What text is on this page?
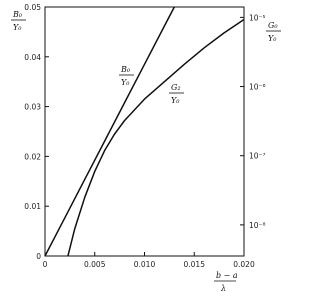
0	0.005	0.010	0.015	0.020
0
0.01
0.02
0.03
0.04
0.05
10⁻⁵
10⁻⁶
10⁻⁷
10⁻⁸
B₀
Y₀	G₀
Y₀
b − a
λ
B₀
Y₀
G₂
Y₀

***

Would you return the data exactly as written, without the pictures?

What text is on this page?
0	0.005	0.010	0.015	0.020
0
0.01
0.02
0.03
0.04
0.05
10⁻⁵
10⁻⁶
10⁻⁷
10⁻⁸
B₀
Y₀	G₀
Y₀
b − a
λ
B₀
Y₀
G₂
Y₀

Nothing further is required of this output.